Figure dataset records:
---------------
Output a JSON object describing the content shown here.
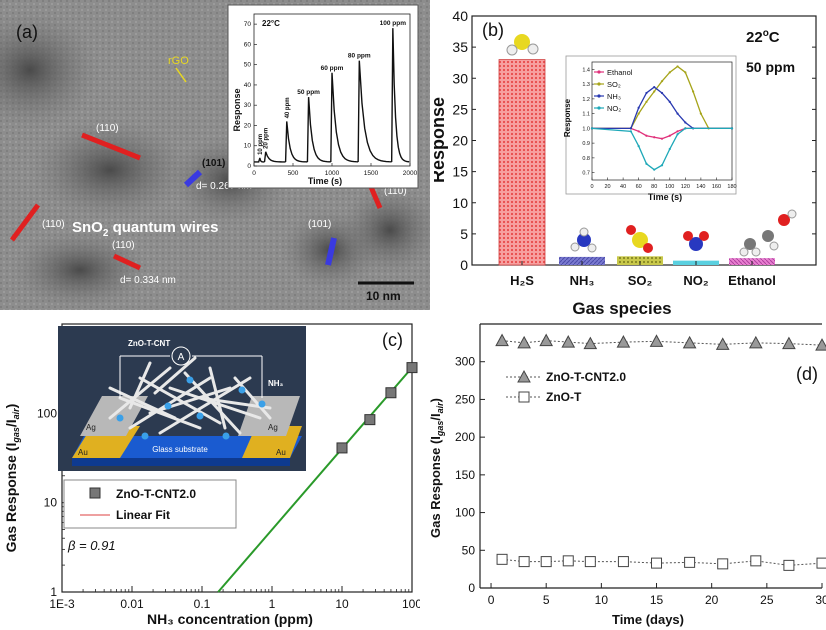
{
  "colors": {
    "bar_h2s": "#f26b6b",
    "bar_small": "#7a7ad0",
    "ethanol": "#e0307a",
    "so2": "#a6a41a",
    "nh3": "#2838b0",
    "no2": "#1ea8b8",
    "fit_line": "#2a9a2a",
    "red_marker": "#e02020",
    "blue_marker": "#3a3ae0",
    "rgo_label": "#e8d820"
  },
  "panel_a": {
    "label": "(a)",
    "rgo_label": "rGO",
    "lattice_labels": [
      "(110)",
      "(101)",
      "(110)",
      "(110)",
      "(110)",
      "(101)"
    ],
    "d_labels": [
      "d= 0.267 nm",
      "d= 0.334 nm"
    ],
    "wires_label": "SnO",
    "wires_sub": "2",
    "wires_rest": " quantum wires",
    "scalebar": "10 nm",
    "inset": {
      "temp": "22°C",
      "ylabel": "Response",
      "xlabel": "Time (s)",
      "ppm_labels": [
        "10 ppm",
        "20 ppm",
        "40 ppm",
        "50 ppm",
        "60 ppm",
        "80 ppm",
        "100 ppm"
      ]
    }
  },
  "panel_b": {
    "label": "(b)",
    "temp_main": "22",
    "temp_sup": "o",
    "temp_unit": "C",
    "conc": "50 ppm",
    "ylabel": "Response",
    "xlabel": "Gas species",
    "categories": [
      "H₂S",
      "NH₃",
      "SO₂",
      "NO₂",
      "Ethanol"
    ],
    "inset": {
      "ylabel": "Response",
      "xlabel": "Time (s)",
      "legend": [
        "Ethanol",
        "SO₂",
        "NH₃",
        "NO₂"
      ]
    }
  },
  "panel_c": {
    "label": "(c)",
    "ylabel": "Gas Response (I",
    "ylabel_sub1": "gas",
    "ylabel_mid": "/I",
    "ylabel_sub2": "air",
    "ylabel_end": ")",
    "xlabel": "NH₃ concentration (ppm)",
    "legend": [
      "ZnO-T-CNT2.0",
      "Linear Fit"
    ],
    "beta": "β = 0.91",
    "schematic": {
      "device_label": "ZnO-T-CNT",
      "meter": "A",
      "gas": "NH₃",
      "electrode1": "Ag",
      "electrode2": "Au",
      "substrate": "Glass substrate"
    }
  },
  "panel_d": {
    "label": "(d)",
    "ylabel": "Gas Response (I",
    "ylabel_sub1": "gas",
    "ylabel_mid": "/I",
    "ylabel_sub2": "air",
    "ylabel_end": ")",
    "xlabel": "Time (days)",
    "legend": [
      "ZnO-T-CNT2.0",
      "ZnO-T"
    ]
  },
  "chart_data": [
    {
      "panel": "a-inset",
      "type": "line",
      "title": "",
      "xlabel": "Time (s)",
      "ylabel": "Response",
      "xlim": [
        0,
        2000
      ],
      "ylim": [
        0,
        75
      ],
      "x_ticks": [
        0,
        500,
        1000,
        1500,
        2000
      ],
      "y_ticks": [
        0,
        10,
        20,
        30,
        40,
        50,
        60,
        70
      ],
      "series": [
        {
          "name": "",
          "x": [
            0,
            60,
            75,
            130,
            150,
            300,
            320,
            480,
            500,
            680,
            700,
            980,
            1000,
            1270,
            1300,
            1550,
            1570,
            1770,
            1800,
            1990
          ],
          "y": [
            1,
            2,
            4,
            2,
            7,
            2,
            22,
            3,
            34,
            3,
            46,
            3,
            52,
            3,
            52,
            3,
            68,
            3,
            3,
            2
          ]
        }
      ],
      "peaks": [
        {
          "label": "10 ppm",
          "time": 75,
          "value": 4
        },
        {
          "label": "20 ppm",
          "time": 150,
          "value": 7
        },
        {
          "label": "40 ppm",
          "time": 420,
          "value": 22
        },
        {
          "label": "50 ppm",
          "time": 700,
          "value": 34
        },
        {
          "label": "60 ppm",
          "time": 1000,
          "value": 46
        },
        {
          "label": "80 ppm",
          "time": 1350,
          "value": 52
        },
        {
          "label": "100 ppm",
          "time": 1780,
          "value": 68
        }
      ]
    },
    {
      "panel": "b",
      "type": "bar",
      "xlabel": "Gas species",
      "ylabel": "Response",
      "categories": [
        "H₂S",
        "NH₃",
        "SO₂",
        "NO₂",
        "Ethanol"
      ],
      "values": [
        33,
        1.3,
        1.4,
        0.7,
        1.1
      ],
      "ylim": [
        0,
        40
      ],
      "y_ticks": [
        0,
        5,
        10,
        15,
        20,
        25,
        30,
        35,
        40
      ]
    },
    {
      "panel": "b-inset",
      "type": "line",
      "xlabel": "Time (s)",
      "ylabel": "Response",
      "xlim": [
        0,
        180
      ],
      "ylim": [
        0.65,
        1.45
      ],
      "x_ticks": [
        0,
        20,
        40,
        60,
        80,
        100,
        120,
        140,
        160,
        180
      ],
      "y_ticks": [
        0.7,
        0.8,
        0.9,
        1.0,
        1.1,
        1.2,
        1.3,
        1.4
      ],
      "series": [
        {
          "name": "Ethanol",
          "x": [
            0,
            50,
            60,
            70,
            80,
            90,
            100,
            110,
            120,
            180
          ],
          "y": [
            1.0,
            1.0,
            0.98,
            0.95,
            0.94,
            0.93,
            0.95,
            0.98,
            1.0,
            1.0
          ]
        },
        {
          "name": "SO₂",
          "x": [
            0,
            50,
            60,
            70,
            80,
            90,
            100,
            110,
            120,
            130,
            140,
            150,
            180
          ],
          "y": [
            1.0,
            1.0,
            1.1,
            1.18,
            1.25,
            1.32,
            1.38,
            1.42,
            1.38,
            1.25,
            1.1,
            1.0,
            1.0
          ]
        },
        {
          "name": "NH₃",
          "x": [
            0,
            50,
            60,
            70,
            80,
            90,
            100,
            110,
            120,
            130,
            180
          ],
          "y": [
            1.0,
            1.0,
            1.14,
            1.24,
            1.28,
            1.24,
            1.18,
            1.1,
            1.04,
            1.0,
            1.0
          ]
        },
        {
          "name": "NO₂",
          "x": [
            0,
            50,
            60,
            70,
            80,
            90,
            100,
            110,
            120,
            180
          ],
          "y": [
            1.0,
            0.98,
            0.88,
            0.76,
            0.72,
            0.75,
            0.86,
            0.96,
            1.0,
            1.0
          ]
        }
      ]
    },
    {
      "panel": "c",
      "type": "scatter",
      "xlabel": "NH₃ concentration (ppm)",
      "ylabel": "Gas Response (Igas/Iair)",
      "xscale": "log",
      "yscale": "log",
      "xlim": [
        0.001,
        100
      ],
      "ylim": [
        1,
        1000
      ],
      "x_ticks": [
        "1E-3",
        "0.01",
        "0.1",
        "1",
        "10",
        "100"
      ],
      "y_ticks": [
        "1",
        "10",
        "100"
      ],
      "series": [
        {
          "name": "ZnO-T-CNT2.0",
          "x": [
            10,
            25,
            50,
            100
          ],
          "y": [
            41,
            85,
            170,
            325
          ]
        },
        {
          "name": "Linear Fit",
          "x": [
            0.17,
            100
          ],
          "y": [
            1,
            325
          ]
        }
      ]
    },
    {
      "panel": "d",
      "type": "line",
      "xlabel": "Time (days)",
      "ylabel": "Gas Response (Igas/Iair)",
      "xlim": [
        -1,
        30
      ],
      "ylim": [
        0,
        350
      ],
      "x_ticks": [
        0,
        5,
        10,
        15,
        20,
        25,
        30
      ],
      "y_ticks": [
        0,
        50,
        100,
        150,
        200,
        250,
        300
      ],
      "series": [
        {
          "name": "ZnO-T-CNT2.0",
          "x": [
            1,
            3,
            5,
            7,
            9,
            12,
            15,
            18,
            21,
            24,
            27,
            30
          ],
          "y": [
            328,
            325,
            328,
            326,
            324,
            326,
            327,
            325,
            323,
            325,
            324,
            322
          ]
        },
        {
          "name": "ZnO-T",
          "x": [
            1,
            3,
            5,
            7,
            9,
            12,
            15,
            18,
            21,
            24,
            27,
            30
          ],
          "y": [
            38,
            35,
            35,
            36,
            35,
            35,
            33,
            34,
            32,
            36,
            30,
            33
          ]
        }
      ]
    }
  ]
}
---------------
**Written task**. Pick out and copy the lines of the material that include the word "species".

**The output**.
    "xlabel": "Gas species",
      "xlabel": "Gas species",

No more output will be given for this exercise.